BEGIN SUPPLIED DATA
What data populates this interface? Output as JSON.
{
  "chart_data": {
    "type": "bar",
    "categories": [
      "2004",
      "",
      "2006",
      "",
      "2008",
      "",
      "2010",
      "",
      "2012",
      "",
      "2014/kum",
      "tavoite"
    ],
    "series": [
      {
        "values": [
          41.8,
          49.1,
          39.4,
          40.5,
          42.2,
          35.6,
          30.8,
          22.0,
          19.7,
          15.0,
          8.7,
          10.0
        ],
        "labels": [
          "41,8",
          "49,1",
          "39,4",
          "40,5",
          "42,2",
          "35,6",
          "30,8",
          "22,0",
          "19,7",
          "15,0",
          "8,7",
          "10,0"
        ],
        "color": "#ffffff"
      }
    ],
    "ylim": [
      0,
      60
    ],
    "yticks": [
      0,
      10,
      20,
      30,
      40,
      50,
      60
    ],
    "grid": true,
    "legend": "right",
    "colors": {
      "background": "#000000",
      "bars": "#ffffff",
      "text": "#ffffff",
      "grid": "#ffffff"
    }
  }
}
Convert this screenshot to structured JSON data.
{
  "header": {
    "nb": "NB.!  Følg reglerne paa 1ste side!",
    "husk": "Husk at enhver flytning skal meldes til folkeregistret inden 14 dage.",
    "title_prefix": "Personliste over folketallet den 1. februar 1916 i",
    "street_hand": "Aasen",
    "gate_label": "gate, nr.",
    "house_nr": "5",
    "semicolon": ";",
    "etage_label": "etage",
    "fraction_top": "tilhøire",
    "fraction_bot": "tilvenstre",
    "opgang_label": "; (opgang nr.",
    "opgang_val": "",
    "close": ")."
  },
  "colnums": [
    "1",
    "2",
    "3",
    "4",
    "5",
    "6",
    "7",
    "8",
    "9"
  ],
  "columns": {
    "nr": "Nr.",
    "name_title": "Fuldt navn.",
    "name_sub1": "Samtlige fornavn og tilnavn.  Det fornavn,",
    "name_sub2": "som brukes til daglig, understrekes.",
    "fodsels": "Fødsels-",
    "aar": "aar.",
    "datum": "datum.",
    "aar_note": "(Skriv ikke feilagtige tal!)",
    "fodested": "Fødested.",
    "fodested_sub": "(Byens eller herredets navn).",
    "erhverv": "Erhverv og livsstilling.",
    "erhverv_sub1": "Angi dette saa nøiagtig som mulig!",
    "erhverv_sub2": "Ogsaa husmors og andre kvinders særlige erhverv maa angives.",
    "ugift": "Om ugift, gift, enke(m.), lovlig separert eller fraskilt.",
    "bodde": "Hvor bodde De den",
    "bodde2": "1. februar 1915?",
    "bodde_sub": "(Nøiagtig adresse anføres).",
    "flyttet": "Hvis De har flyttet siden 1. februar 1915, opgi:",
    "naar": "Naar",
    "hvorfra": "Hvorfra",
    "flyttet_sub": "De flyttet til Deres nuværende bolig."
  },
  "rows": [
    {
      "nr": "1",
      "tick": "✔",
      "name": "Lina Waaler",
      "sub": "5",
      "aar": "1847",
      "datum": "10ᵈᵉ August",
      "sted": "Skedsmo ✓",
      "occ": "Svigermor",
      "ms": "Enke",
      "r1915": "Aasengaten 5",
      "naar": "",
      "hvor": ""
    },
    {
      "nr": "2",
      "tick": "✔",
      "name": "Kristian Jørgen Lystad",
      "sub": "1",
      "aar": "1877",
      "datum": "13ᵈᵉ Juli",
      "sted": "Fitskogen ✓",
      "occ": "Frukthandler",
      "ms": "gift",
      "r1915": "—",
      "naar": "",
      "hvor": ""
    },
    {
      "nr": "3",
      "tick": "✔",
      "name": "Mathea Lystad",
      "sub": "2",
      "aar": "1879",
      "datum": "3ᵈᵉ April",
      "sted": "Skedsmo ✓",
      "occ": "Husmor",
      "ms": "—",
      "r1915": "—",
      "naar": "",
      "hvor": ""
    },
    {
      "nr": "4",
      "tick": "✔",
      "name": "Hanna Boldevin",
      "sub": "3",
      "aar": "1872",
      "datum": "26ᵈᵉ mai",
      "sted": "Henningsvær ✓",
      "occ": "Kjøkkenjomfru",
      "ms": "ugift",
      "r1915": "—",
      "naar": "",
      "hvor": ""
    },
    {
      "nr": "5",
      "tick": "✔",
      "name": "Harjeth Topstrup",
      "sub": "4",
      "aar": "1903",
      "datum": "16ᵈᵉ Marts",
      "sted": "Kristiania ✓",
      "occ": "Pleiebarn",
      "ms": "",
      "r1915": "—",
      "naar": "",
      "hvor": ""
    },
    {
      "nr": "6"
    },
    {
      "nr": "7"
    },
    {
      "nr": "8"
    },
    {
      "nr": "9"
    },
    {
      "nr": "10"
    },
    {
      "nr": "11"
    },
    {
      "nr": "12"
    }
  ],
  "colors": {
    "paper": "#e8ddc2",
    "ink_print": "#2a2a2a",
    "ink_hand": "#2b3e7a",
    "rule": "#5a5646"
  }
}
END SUPPLIED DATA
◆ WORK INSTRUCTIONS: Reproduce the material precisely, including every line.

◆ SOLVED EXERCISE:
What data populates this interface? Output as JSON.
{
  "chart_data": {
    "type": "bar",
    "categories": [
      "2004",
      "",
      "2006",
      "",
      "2008",
      "",
      "2010",
      "",
      "2012",
      "",
      "2014/kum",
      "tavoite"
    ],
    "series": [
      {
        "values": [
          41.8,
          49.1,
          39.4,
          40.5,
          42.2,
          35.6,
          30.8,
          22.0,
          19.7,
          15.0,
          8.7,
          10.0
        ],
        "labels": [
          "41,8",
          "49,1",
          "39,4",
          "40,5",
          "42,2",
          "35,6",
          "30,8",
          "22,0",
          "19,7",
          "15,0",
          "8,7",
          "10,0"
        ],
        "color": "#ffffff"
      }
    ],
    "ylim": [
      0,
      60
    ],
    "yticks": [
      0,
      10,
      20,
      30,
      40,
      50,
      60
    ],
    "grid": true,
    "legend": "right",
    "colors": {
      "background": "#000000",
      "bars": "#ffffff",
      "text": "#ffffff",
      "grid": "#ffffff"
    }
  }
}
Convert this screenshot to structured JSON data.
{
  "header": {
    "nb": "NB.!  Følg reglerne paa 1ste side!",
    "husk": "Husk at enhver flytning skal meldes til folkeregistret inden 14 dage.",
    "title_prefix": "Personliste over folketallet den 1. februar 1916 i",
    "street_hand": "Aasen",
    "gate_label": "gate, nr.",
    "house_nr": "5",
    "semicolon": ";",
    "etage_label": "etage",
    "fraction_top": "tilhøire",
    "fraction_bot": "tilvenstre",
    "opgang_label": "; (opgang nr.",
    "opgang_val": "",
    "close": ")."
  },
  "colnums": [
    "1",
    "2",
    "3",
    "4",
    "5",
    "6",
    "7",
    "8",
    "9"
  ],
  "columns": {
    "nr": "Nr.",
    "name_title": "Fuldt navn.",
    "name_sub1": "Samtlige fornavn og tilnavn.  Det fornavn,",
    "name_sub2": "som brukes til daglig, understrekes.",
    "fodsels": "Fødsels-",
    "aar": "aar.",
    "datum": "datum.",
    "aar_note": "(Skriv ikke feilagtige tal!)",
    "fodested": "Fødested.",
    "fodested_sub": "(Byens eller herredets navn).",
    "erhverv": "Erhverv og livsstilling.",
    "erhverv_sub1": "Angi dette saa nøiagtig som mulig!",
    "erhverv_sub2": "Ogsaa husmors og andre kvinders særlige erhverv maa angives.",
    "ugift": "Om ugift, gift, enke(m.), lovlig separert eller fraskilt.",
    "bodde": "Hvor bodde De den",
    "bodde2": "1. februar 1915?",
    "bodde_sub": "(Nøiagtig adresse anføres).",
    "flyttet": "Hvis De har flyttet siden 1. februar 1915, opgi:",
    "naar": "Naar",
    "hvorfra": "Hvorfra",
    "flyttet_sub": "De flyttet til Deres nuværende bolig."
  },
  "rows": [
    {
      "nr": "1",
      "tick": "✔",
      "name": "Lina Waaler",
      "sub": "5",
      "aar": "1847",
      "datum": "10ᵈᵉ August",
      "sted": "Skedsmo ✓",
      "occ": "Svigermor",
      "ms": "Enke",
      "r1915": "Aasengaten 5",
      "naar": "",
      "hvor": ""
    },
    {
      "nr": "2",
      "tick": "✔",
      "name": "Kristian Jørgen Lystad",
      "sub": "1",
      "aar": "1877",
      "datum": "13ᵈᵉ Juli",
      "sted": "Fitskogen ✓",
      "occ": "Frukthandler",
      "ms": "gift",
      "r1915": "—",
      "naar": "",
      "hvor": ""
    },
    {
      "nr": "3",
      "tick": "✔",
      "name": "Mathea Lystad",
      "sub": "2",
      "aar": "1879",
      "datum": "3ᵈᵉ April",
      "sted": "Skedsmo ✓",
      "occ": "Husmor",
      "ms": "—",
      "r1915": "—",
      "naar": "",
      "hvor": ""
    },
    {
      "nr": "4",
      "tick": "✔",
      "name": "Hanna Boldevin",
      "sub": "3",
      "aar": "1872",
      "datum": "26ᵈᵉ mai",
      "sted": "Henningsvær ✓",
      "occ": "Kjøkkenjomfru",
      "ms": "ugift",
      "r1915": "—",
      "naar": "",
      "hvor": ""
    },
    {
      "nr": "5",
      "tick": "✔",
      "name": "Harjeth Topstrup",
      "sub": "4",
      "aar": "1903",
      "datum": "16ᵈᵉ Marts",
      "sted": "Kristiania ✓",
      "occ": "Pleiebarn",
      "ms": "",
      "r1915": "—",
      "naar": "",
      "hvor": ""
    },
    {
      "nr": "6"
    },
    {
      "nr": "7"
    },
    {
      "nr": "8"
    },
    {
      "nr": "9"
    },
    {
      "nr": "10"
    },
    {
      "nr": "11"
    },
    {
      "nr": "12"
    }
  ],
  "colors": {
    "paper": "#e8ddc2",
    "ink_print": "#2a2a2a",
    "ink_hand": "#2b3e7a",
    "rule": "#5a5646"
  }
}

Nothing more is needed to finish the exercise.